- [Information given]
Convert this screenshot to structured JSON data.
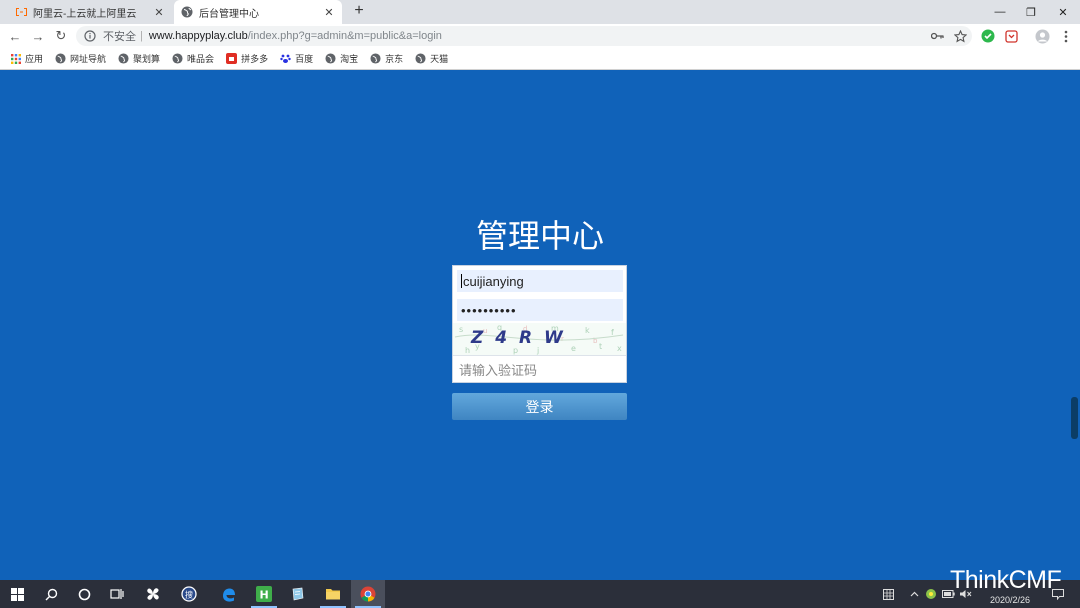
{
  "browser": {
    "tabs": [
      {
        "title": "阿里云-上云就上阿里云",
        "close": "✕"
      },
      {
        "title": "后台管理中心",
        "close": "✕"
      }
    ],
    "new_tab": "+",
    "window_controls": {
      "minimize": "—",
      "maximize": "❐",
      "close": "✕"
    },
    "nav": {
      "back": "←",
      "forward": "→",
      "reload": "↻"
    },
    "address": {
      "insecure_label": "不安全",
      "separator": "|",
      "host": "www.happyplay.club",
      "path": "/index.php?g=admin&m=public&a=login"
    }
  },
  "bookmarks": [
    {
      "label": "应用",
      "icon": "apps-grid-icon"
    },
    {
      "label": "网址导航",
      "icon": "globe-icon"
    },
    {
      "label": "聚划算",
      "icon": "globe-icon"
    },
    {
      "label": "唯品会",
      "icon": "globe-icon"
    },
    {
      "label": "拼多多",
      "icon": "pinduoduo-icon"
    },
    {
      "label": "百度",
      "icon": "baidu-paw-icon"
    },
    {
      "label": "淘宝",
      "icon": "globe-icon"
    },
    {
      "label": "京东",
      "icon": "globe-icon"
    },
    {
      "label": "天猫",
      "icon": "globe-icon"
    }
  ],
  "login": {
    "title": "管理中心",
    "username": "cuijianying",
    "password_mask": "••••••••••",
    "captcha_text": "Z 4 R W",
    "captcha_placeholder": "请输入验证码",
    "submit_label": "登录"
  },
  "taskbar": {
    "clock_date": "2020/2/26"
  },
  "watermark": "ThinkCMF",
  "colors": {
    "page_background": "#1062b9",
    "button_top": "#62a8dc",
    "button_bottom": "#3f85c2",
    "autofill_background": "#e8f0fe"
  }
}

--

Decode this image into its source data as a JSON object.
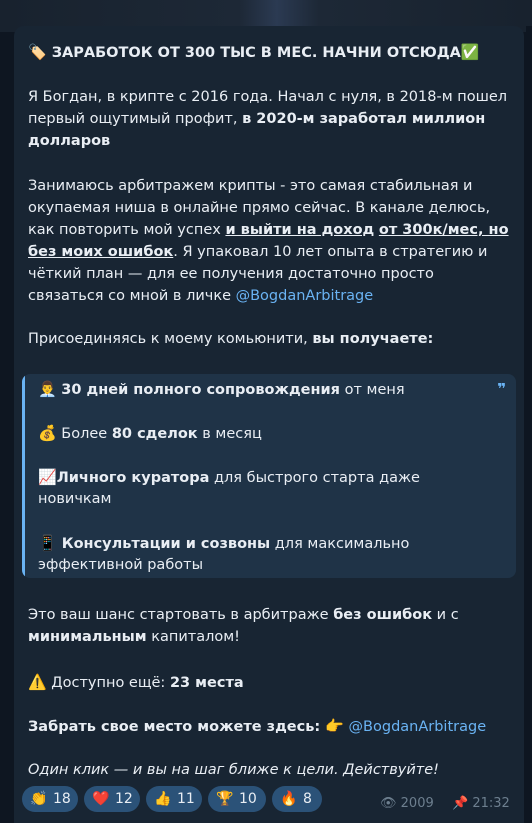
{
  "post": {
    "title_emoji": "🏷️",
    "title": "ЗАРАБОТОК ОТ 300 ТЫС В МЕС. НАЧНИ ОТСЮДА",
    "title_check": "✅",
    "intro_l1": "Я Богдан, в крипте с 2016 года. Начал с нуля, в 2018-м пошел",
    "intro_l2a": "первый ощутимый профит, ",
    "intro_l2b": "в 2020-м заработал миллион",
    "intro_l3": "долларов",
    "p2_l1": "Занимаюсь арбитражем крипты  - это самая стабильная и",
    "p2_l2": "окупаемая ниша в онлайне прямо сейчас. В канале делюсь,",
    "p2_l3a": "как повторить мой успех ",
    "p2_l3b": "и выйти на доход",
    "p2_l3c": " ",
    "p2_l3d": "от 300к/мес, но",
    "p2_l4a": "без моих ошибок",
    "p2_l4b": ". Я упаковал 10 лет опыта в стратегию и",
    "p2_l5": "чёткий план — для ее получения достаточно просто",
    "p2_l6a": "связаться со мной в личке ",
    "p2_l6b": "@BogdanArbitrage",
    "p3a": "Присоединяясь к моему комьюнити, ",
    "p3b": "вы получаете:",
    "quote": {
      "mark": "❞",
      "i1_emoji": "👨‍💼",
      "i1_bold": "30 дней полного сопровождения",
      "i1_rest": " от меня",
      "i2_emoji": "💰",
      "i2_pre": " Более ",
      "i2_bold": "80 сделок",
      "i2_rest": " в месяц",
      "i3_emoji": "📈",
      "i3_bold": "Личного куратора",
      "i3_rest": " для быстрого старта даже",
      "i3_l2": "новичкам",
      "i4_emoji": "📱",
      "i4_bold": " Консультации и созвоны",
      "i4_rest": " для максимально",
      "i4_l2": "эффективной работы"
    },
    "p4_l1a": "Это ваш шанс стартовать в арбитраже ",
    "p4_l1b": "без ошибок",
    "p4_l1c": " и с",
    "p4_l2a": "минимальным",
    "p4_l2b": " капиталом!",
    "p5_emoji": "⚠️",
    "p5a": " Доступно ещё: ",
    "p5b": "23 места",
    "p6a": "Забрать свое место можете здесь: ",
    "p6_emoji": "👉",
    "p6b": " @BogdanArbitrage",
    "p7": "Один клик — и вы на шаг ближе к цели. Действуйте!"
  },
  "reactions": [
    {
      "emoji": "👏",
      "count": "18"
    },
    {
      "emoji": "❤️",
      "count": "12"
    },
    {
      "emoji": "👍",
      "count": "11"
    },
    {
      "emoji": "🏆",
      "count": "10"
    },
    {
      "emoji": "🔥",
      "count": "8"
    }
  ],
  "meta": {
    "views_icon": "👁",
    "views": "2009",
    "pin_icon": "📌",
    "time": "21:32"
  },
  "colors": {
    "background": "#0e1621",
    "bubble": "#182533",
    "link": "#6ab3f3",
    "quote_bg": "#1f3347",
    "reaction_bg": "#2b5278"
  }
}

- [What you are asked to do] Search the records for the string "this" and return every line in which it occurs.

- [Response below]
Convert this screenshot to structured JSON data.
Decode this image into its source data as a JSON object.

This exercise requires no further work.